(Dataset entries)
- - -

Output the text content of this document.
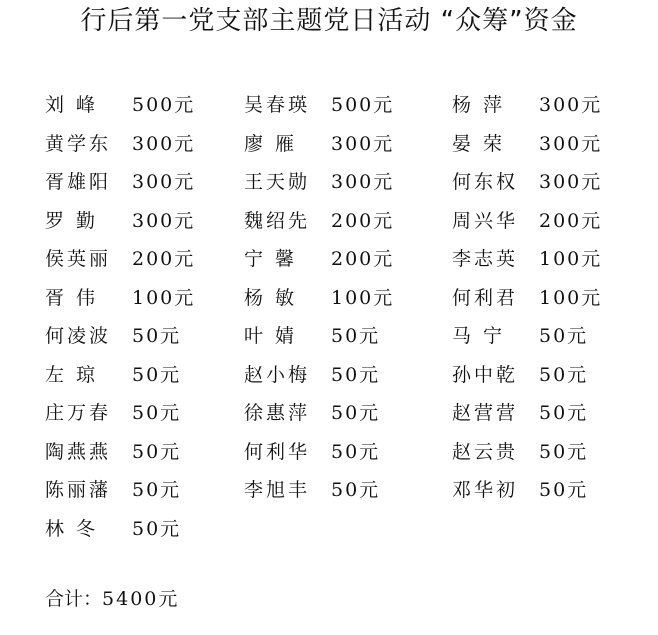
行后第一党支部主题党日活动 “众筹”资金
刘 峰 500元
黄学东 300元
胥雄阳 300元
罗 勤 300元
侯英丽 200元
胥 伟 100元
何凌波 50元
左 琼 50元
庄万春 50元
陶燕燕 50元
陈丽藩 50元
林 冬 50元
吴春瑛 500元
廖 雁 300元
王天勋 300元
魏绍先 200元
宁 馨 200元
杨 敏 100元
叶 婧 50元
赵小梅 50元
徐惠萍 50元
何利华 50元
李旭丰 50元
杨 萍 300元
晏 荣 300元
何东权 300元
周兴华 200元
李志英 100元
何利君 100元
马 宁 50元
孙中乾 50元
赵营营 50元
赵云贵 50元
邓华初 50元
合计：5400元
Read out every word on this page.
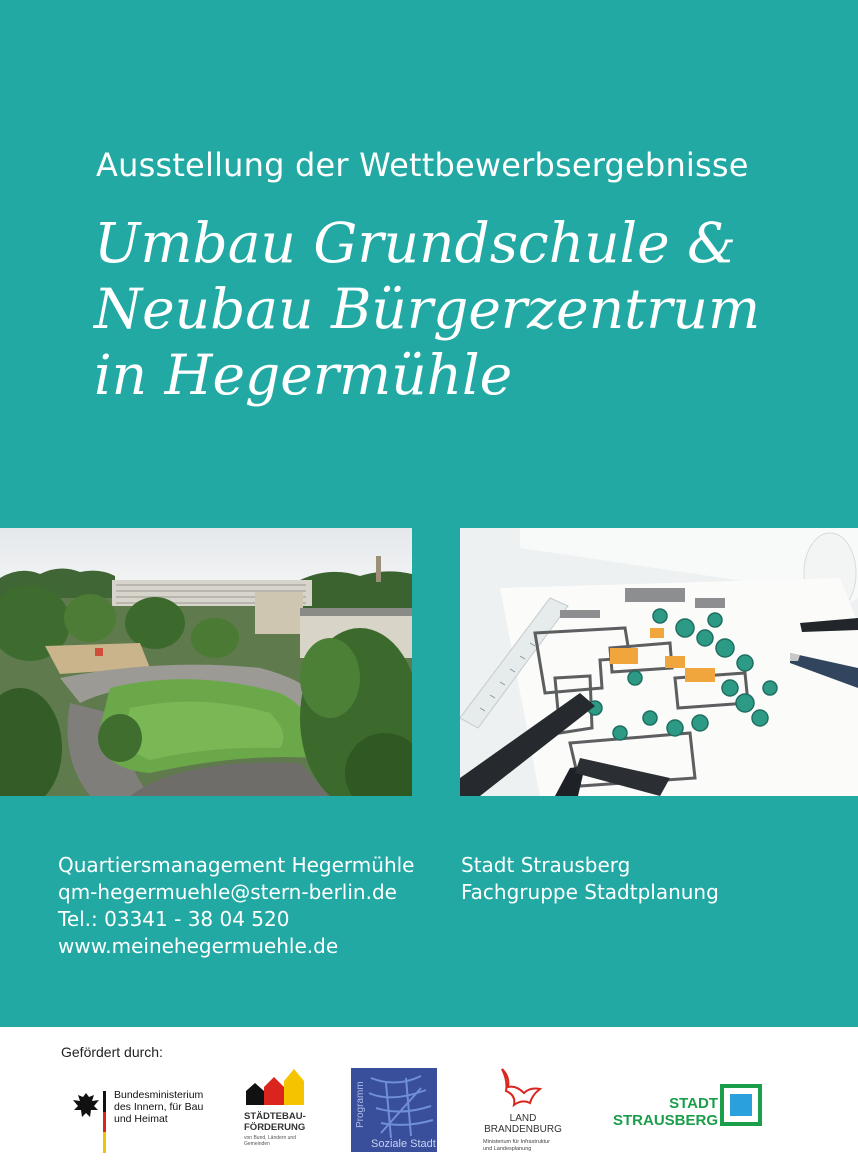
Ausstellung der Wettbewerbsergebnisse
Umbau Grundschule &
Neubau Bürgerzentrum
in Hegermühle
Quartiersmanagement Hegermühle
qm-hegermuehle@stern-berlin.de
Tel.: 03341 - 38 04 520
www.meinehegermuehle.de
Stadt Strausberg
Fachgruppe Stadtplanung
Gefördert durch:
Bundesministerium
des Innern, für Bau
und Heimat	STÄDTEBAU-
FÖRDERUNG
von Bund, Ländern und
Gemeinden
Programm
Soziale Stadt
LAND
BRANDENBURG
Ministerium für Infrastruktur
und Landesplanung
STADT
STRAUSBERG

- - -

__Description of the task__
Examine the records and pull out every line where the string "Hegermühle" occurs.

__Exercise solution__
in Hegermühle
Quartiersmanagement Hegermühle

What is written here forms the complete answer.